====== Исходный текст

Не меньшая ирония заключается в том, что одними из крупнейших эксплуататоров выступают руандийские тутси, жертвы ужасающего геноцида десятилетней давности. В 2008 году правительство Руанды представило множество документов, которые показывали, что президент Миттеран (и его администрация) причастны к геноциду тутси: Франция поддерживала план переворота хуту, вплоть до вооружения их подразделений, для восстановления влияния в этой части Африки за счет англофонных тутси. Открытое заявление Франции о полной необоснованности этих обвинений само было, мягко говоря, необоснованным. Разбор дела Миттерана в Гаагском трибунале, даже посмертны, был бы настоящим поступком: самым большим шагом западной правовой системы в этом направлении был арест Пиночета, который уже был изгоем; обвинение Миттерана пересекло бы судьбоносную линию и впервые привело бы ведущего западного политика к суду, претендующему на звание защитника свободы, демократии и прав человека. Уроком суда было бы соучастие западных либеральных держав в том, что СМИ преподносят как вспышку «подлинного» варварства третьего мира. Конечно, в непролазных джунглях Конго немало тьмы, но ее сердце находится в другом месте — в хорошо освещенных офисах руководства наших высокотехнологичных компаний. Теперь перейдем на противоположный конец горячей тьмы джунглей Конго — холодной белизне Исландии. Разрыв между гигантскими колебаниями финансового рынка и ограниченным размером «реальной экономики» может достигать гротескных диспропорций, когда мы имеем дело с небольшими странами, процветание которых зависит от их интеграции в глобальный финансовый рынок. Здесь показателен случай Исландии, страны, которая сильнее всего пострадала от кризиса.[83] В апреле 2007 года исландское правительство так описывало свою страну: «За долгое время страна вынесла немало тягот, но как только она получила свободу и независимость, она совершила скачок, став из развивающейся страны одной из богатейших стран мира менее чем за столетие».

============

▶ [Постановка задачи 1]: Выпишите заново строки ниже, начиная со строки, содержащей «557, 1379, 601]», и заканчивая строкой, содержащей «610, 977, 879]», включительно. Замените в них «hidden-node» на «hidden-neuron», ничего больше не меняя.

====== Исходные строки

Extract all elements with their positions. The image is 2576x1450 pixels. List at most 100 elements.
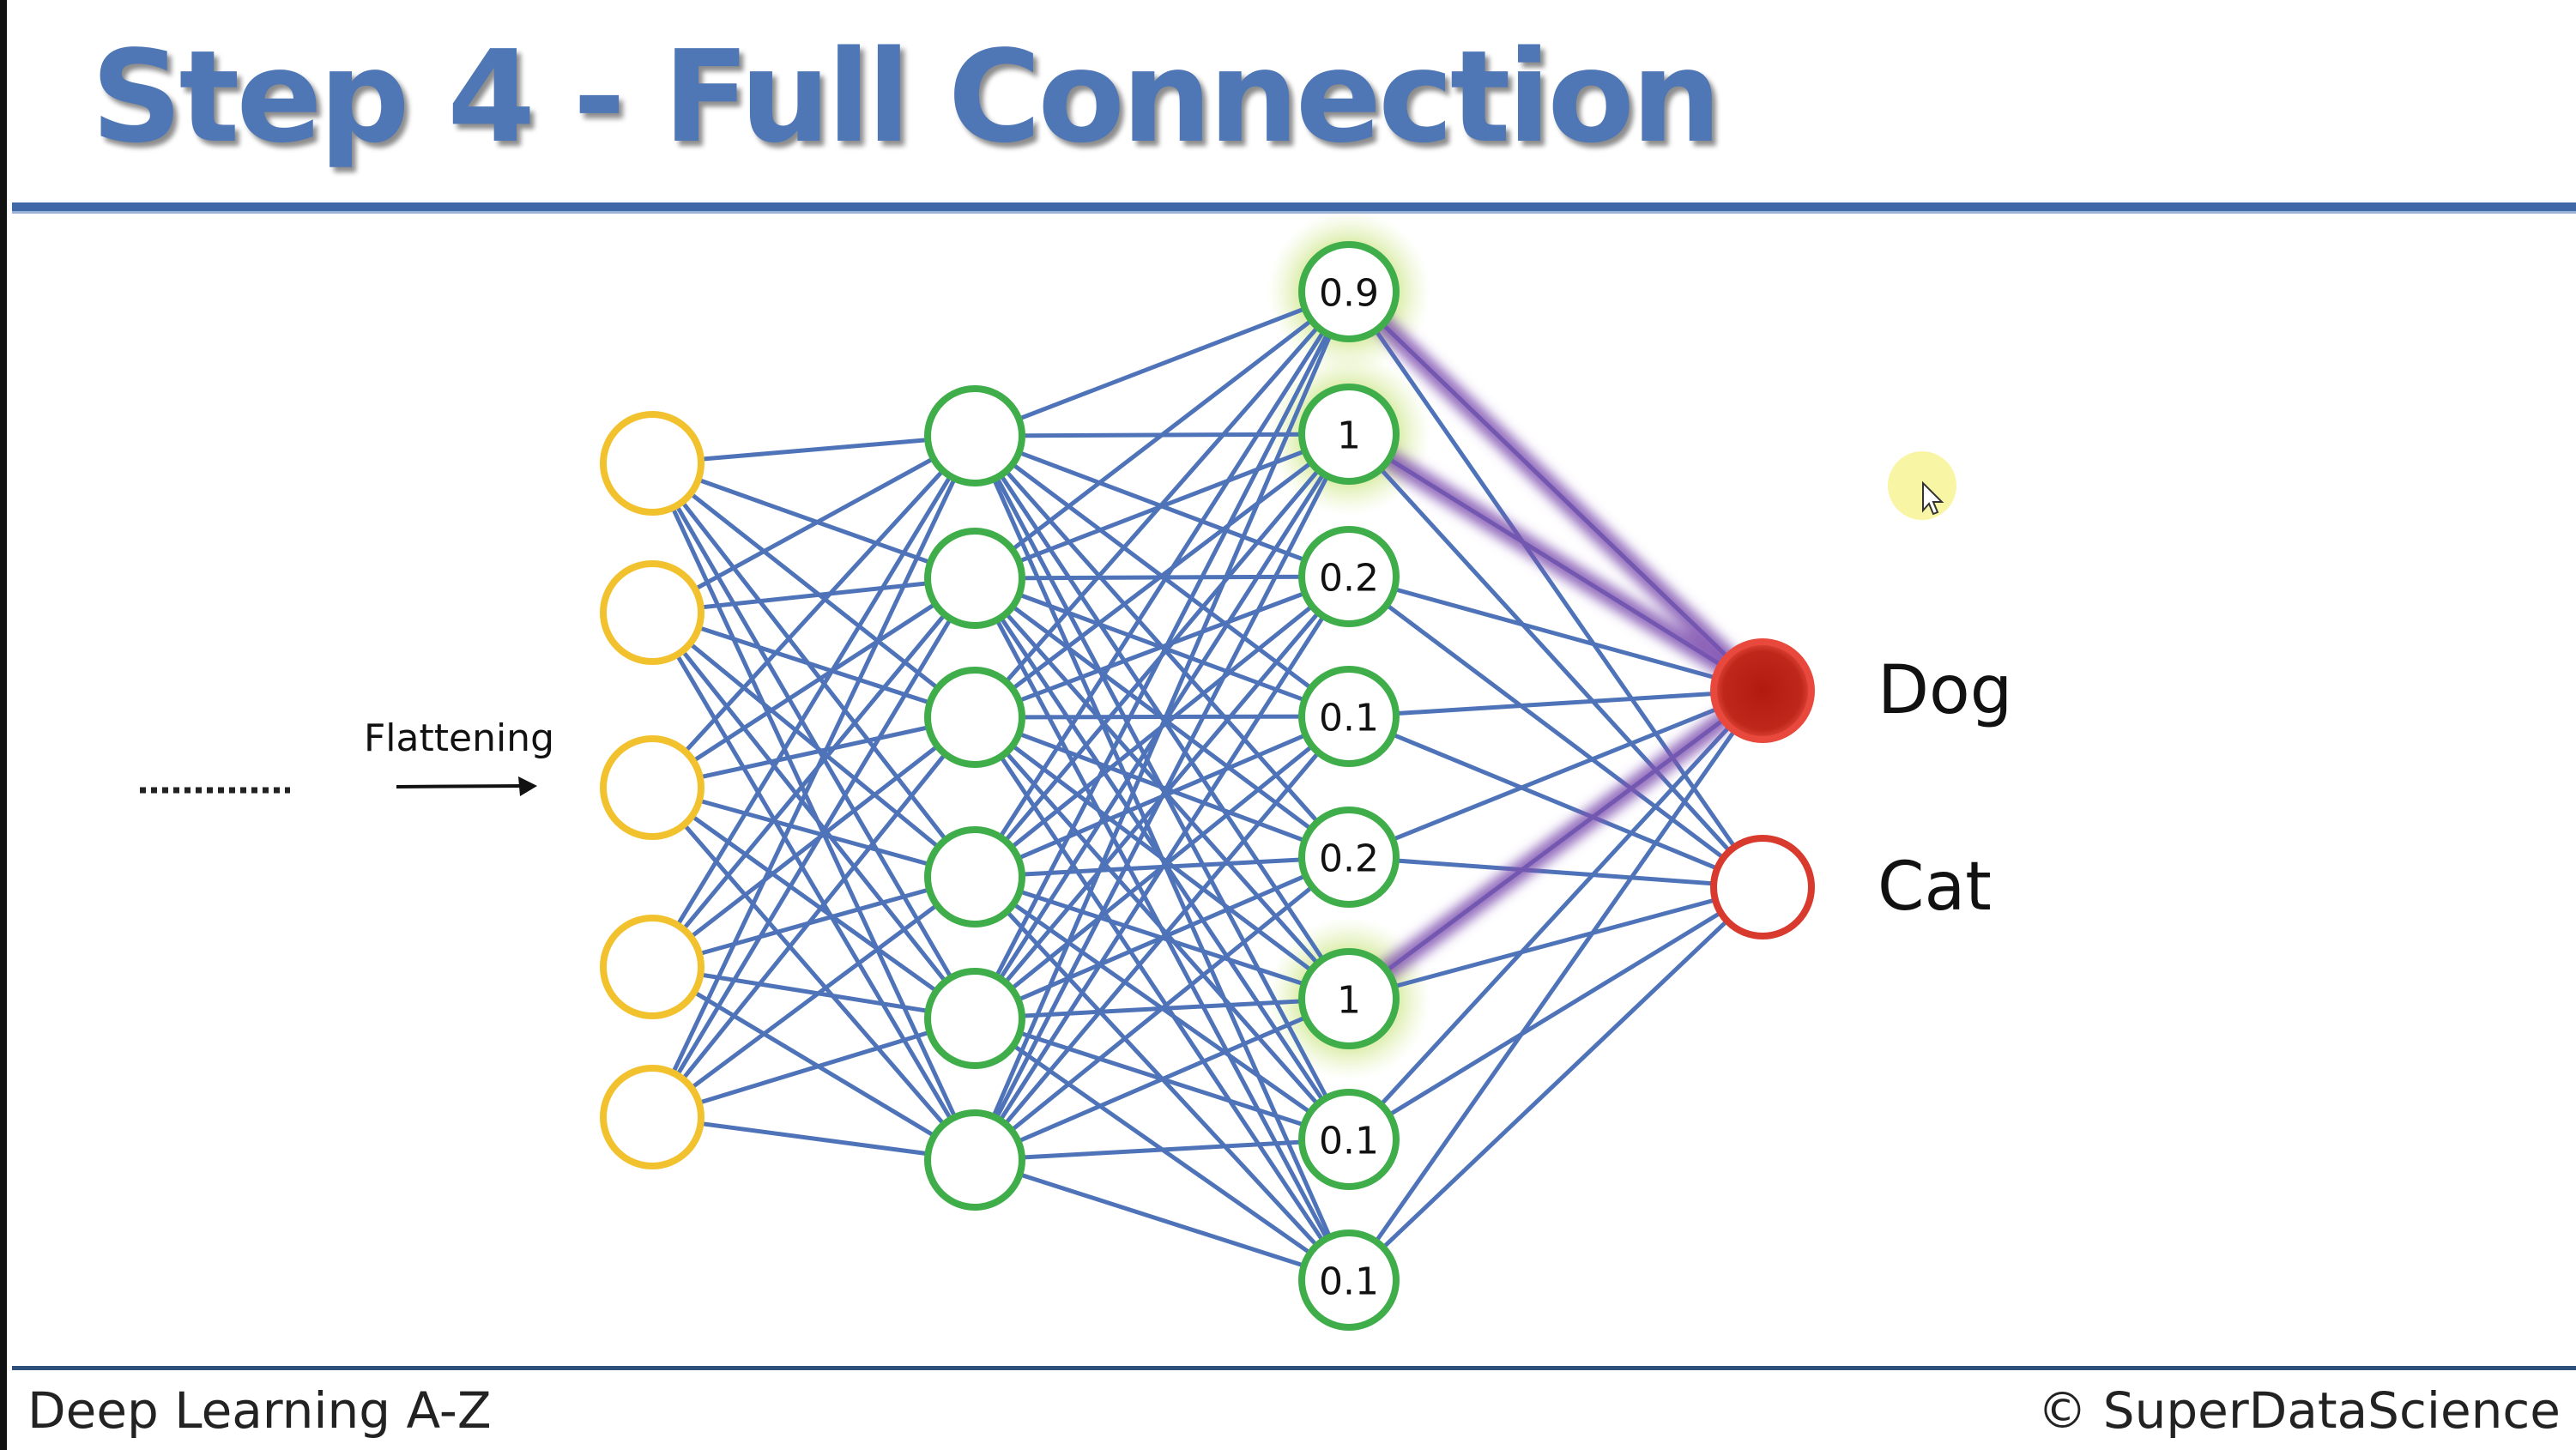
fc-neuron-value: 0.2	[1319, 557, 1379, 601]
connection-line	[972, 715, 1351, 1283]
connection-line	[972, 432, 1351, 1163]
connection-line	[972, 715, 1351, 1142]
connection-line	[650, 610, 977, 1163]
connection-line	[650, 461, 977, 879]
connection-line	[1346, 574, 1765, 890]
fc-neuron-value: 0.1	[1319, 697, 1379, 740]
connection-line	[1346, 688, 1765, 1283]
highlighted-connection	[1339, 425, 1772, 700]
cursor-pointer-icon	[1922, 480, 1944, 516]
connection-line	[1346, 688, 1765, 860]
connection-line	[650, 433, 977, 615]
connection-line	[972, 574, 1351, 720]
hidden-node	[924, 1109, 1025, 1211]
hidden-node	[924, 385, 1025, 486]
fc-neuron	[1298, 666, 1400, 767]
connection-line	[650, 461, 977, 1021]
connection-line	[650, 1115, 977, 1163]
output-node	[1710, 835, 1815, 939]
connection-line	[972, 289, 1351, 581]
output-label: Cat	[1878, 849, 1992, 926]
connection-line	[650, 576, 977, 615]
connection-line	[1346, 714, 1765, 890]
connection-line	[650, 433, 977, 970]
connection-line	[1346, 574, 1765, 693]
connection-line	[650, 785, 977, 1021]
connection-line	[972, 1157, 1351, 1283]
hidden-node	[924, 528, 1025, 629]
connection-line	[1346, 885, 1765, 1283]
input-node	[600, 915, 704, 1019]
connection-line	[650, 610, 977, 879]
connection-line	[650, 610, 977, 1021]
hidden-node	[924, 667, 1025, 768]
input-node	[600, 411, 704, 516]
connection-line	[972, 289, 1351, 879]
fc-neuron	[1298, 807, 1400, 908]
connection-line	[972, 715, 1351, 1001]
connection-line	[650, 433, 977, 1120]
course-name: Deep Learning A-Z	[27, 1381, 492, 1440]
fc-neuron-value: 0.1	[1319, 1120, 1379, 1163]
connection-line	[650, 1016, 977, 1120]
connection-line	[972, 996, 1351, 1163]
flattening-arrow	[396, 784, 523, 788]
connection-line	[650, 785, 977, 1163]
fc-neuron	[1298, 526, 1400, 627]
connection-line	[1346, 688, 1765, 1142]
fc-neuron-value: 0.2	[1319, 837, 1379, 881]
hidden-node	[924, 968, 1025, 1069]
fc-neuron	[1298, 1089, 1400, 1190]
connection-line	[972, 289, 1351, 1163]
connection-line	[1346, 688, 1765, 719]
copyright-notice: © SuperDataScience	[2037, 1381, 2561, 1440]
connection-line	[650, 576, 977, 1120]
connection-line	[1346, 432, 1765, 890]
output-label: Dog	[1878, 652, 2012, 729]
highlighted-connection	[1339, 681, 1772, 1008]
connection-line	[972, 855, 1351, 1163]
connection-line	[972, 289, 1351, 1021]
connection-line	[650, 433, 977, 466]
title-divider	[12, 202, 2576, 214]
connection-line	[972, 289, 1351, 438]
connection-line	[650, 461, 977, 1163]
flattening-label: Flattening	[364, 716, 554, 760]
fc-neuron	[1298, 241, 1400, 342]
connection-line	[972, 574, 1351, 1163]
input-node	[600, 735, 704, 840]
hidden-node	[924, 826, 1025, 927]
connection-line	[972, 714, 1351, 1163]
connection-line	[650, 433, 977, 790]
connection-line	[650, 715, 977, 790]
connection-line	[1346, 885, 1765, 1142]
connection-line	[650, 461, 977, 720]
connection-line	[1346, 289, 1765, 890]
fc-neuron-value: 0.9	[1319, 272, 1379, 316]
connection-line	[650, 874, 977, 1120]
fc-neuron-value: 0.1	[1319, 1260, 1379, 1304]
connection-line	[972, 714, 1351, 720]
input-node	[600, 1065, 704, 1169]
connection-line	[972, 432, 1351, 720]
connection-line	[650, 610, 977, 720]
connection-line	[972, 1137, 1351, 1163]
slide-title: Step 4 - Full Connection	[91, 23, 1721, 171]
connection-line	[650, 715, 977, 970]
fc-neuron	[1298, 1229, 1400, 1331]
neural-network-diagram: Flattening 0.9 1 0.2 0.1 0.2 1 0.1 0.1 Dog Cat	[140, 210, 2012, 1331]
connection-line	[972, 715, 1351, 860]
input-node	[600, 560, 704, 665]
connection-line	[972, 289, 1351, 720]
connection-line	[1346, 885, 1765, 1001]
connection-line	[650, 964, 977, 1021]
fc-neuron	[1298, 384, 1400, 485]
output-node-active	[1710, 638, 1815, 743]
connection-line	[650, 785, 977, 879]
flattening-arrow-head	[518, 776, 537, 796]
fc-neuron-value: 1	[1337, 979, 1361, 1023]
connection-line	[650, 576, 977, 790]
connection-line	[1346, 855, 1765, 890]
connection-line	[650, 874, 977, 970]
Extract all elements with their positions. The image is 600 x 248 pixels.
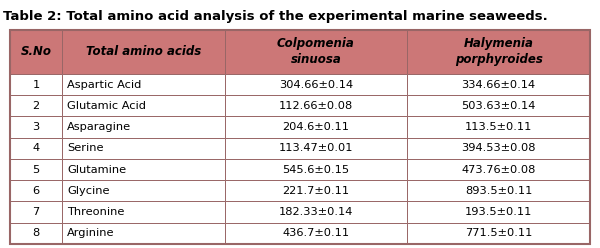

============

▶ [Постановка задачи 2]: В каком году, согласно исходному тексту, правительство Руанды представило документы о причастности Миттерана к геноциду тутси?

▶ [Полный ответ 1]:
fc-neuron-value: 0.2	[1319, 557, 1379, 601]
connection-line	[972, 715, 1351, 1283]
connection-line	[972, 432, 1351, 1163]
connection-line	[972, 715, 1351, 1142]
connection-line	[650, 610, 977, 1163]
connection-line	[650, 461, 977, 879]
connection-line	[1346, 574, 1765, 890]
fc-neuron-value: 0.1	[1319, 697, 1379, 740]
connection-line	[1346, 688, 1765, 1283]
highlighted-connection	[1339, 425, 1772, 700]
cursor-pointer-icon	[1922, 480, 1944, 516]
connection-line	[1346, 688, 1765, 860]
connection-line	[650, 433, 977, 615]
connection-line	[972, 574, 1351, 720]
hidden-neuron	[924, 1109, 1025, 1211]
hidden-neuron	[924, 385, 1025, 486]
fc-neuron	[1298, 666, 1400, 767]
connection-line	[650, 461, 977, 1021]
connection-line	[650, 1115, 977, 1163]
output-node	[1710, 835, 1815, 939]
connection-line	[972, 289, 1351, 581]
output-label: Cat	[1878, 849, 1992, 926]
connection-line	[650, 576, 977, 615]
connection-line	[1346, 714, 1765, 890]
connection-line	[650, 433, 977, 970]
connection-line	[1346, 574, 1765, 693]
connection-line	[650, 785, 977, 1021]
connection-line	[972, 1157, 1351, 1283]
hidden-neuron	[924, 528, 1025, 629]
connection-line	[1346, 885, 1765, 1283]
input-node	[600, 915, 704, 1019]
connection-line	[650, 610, 977, 879]

▶ [Полный ответ 2]: В 2008 году.